## What to work on
Identify the lines that include the word "this", then copy all of them.
begin
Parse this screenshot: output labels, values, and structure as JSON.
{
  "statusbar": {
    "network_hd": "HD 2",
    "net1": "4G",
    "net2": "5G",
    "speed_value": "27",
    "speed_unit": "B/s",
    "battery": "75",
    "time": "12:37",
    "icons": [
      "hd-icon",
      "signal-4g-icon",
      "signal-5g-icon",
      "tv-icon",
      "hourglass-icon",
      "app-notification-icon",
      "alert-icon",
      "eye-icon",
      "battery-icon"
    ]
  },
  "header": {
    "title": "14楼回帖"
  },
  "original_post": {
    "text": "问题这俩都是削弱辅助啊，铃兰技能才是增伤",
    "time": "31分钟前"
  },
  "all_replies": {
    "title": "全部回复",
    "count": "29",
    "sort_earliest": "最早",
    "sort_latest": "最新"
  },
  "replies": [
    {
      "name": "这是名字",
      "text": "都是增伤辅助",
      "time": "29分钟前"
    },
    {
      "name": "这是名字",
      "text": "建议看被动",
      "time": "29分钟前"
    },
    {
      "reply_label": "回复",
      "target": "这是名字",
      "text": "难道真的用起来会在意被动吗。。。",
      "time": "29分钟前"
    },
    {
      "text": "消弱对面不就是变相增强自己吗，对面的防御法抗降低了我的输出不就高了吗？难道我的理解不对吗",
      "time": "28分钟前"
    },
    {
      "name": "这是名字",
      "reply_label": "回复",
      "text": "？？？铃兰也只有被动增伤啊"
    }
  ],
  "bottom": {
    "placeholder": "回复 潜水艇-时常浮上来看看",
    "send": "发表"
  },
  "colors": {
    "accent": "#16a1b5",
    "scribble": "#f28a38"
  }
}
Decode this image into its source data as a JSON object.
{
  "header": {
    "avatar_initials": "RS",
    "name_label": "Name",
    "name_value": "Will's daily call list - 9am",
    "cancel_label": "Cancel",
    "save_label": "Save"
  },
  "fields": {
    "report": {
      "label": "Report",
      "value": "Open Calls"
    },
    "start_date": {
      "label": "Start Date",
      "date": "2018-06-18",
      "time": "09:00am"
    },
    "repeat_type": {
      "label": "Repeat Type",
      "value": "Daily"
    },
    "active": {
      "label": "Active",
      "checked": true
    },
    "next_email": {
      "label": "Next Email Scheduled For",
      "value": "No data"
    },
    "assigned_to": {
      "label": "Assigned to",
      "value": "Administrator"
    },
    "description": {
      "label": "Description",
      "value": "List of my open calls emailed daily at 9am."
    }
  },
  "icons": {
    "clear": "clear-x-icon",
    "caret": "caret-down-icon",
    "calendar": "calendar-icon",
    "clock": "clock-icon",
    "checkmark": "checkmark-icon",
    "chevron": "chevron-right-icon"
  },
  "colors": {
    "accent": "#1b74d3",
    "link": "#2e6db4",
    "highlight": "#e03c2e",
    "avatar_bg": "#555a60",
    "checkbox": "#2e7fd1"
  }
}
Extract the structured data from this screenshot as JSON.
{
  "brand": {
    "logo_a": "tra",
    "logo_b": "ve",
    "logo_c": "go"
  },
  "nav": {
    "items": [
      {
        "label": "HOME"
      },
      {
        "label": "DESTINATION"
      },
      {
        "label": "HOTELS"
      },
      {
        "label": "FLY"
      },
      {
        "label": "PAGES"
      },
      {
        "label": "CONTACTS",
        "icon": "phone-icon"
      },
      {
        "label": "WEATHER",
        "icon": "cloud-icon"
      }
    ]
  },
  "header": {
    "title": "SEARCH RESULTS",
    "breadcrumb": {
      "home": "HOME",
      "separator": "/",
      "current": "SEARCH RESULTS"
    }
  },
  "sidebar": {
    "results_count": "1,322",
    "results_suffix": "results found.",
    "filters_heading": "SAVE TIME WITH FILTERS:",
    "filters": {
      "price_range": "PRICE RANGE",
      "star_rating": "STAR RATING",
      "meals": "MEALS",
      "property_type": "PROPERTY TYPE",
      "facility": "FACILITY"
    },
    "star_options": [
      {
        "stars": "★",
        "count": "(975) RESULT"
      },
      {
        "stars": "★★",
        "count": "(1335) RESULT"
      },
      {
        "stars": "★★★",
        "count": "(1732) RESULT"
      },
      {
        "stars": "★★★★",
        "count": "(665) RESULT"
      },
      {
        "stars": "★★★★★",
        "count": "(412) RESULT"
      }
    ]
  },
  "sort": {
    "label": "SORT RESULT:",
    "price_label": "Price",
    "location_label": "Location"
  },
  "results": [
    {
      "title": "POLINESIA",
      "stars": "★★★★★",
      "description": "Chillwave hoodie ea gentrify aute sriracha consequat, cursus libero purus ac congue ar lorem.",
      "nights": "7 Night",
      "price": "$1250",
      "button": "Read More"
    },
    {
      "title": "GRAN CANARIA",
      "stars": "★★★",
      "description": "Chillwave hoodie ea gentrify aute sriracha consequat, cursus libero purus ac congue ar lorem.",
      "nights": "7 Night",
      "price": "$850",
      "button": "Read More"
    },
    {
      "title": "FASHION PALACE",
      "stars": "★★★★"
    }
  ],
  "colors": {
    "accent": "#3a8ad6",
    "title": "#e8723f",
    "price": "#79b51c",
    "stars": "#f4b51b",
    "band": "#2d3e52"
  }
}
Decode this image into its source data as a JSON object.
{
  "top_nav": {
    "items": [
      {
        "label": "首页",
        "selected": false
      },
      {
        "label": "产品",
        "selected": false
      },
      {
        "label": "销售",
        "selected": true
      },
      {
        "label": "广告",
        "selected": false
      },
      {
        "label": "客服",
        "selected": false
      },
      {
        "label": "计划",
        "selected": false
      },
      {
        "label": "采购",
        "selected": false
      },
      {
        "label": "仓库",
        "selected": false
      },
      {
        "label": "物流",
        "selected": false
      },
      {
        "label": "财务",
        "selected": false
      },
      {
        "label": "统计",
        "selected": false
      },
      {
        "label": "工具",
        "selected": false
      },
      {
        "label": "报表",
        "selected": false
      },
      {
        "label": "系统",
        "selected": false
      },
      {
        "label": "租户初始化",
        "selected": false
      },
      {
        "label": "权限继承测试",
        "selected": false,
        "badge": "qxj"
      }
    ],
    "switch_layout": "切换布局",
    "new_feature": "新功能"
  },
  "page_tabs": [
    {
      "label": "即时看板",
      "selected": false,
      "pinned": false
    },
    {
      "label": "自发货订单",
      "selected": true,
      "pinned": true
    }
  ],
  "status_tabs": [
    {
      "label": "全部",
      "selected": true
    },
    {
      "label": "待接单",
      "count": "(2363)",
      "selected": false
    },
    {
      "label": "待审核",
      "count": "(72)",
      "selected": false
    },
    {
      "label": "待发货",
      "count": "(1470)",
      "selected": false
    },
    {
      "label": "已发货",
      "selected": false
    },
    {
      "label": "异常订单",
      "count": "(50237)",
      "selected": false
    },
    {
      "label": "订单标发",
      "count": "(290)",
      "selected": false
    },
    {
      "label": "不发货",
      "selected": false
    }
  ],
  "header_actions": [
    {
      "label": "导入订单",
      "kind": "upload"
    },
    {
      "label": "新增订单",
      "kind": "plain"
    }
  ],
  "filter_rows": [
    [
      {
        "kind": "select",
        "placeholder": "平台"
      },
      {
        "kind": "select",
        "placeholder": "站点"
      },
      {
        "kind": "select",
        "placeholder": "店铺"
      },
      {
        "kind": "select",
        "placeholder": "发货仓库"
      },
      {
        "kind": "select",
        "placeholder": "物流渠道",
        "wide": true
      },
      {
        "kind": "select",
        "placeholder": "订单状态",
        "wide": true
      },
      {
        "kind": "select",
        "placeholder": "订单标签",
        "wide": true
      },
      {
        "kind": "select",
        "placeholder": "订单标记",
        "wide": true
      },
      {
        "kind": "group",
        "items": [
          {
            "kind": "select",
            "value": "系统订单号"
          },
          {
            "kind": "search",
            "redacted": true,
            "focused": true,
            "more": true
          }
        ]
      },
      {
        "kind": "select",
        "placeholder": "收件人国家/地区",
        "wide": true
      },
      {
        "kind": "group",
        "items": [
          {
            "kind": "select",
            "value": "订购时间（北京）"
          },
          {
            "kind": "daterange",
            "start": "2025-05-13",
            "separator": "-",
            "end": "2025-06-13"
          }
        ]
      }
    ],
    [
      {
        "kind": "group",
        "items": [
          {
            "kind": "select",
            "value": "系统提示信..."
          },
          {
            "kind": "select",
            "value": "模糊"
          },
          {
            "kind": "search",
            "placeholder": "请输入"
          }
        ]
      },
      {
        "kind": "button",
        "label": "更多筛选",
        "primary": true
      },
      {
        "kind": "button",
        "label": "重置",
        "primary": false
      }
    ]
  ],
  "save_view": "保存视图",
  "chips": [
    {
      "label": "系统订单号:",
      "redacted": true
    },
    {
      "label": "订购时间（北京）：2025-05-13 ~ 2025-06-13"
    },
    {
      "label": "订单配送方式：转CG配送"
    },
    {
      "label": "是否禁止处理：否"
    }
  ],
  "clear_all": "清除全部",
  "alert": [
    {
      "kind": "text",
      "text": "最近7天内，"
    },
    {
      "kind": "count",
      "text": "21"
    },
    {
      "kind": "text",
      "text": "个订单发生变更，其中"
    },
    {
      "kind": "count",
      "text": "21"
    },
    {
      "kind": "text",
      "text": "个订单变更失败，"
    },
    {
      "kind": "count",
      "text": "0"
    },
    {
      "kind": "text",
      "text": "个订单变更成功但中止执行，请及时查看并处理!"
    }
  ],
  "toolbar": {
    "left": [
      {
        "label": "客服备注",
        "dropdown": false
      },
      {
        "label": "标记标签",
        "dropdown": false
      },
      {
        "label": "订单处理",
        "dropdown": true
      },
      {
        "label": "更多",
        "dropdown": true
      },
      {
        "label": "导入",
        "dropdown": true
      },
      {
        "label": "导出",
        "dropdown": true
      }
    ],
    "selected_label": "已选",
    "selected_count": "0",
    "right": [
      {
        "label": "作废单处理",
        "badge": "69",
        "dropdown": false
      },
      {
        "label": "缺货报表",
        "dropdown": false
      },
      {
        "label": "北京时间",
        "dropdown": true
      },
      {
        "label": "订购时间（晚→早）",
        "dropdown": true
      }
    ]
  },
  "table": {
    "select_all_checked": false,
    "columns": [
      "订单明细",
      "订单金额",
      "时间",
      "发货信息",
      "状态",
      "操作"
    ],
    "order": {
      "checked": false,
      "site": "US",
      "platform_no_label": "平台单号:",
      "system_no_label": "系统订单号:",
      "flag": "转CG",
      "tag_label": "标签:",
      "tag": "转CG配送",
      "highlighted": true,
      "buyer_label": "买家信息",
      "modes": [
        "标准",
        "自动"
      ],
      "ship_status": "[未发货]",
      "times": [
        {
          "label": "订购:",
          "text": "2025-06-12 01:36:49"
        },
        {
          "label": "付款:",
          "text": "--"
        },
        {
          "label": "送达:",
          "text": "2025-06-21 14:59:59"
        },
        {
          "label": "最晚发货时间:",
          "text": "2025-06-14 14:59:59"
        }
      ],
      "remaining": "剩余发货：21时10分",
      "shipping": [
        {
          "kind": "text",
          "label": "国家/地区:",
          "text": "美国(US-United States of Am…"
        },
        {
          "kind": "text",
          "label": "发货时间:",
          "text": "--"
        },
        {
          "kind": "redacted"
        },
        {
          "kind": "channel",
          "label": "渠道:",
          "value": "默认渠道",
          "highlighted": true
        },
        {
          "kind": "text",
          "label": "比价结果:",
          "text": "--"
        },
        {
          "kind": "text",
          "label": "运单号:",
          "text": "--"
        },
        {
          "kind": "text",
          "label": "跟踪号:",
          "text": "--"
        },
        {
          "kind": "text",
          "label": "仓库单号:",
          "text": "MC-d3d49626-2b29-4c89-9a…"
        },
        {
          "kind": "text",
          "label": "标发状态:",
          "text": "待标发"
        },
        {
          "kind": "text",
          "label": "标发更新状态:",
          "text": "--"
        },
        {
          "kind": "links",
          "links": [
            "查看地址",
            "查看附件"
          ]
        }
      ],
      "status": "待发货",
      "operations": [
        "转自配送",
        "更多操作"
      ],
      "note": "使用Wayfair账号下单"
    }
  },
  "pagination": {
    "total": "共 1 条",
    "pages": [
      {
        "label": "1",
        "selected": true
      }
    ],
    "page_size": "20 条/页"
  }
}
end
## Task answer
Parse this screenshot: output labels, values, and structure as JSON.
Decode this image into its source data as a JSON object.
Extract the structured data from this screenshot as JSON.
Decode this image into its source data as a JSON object.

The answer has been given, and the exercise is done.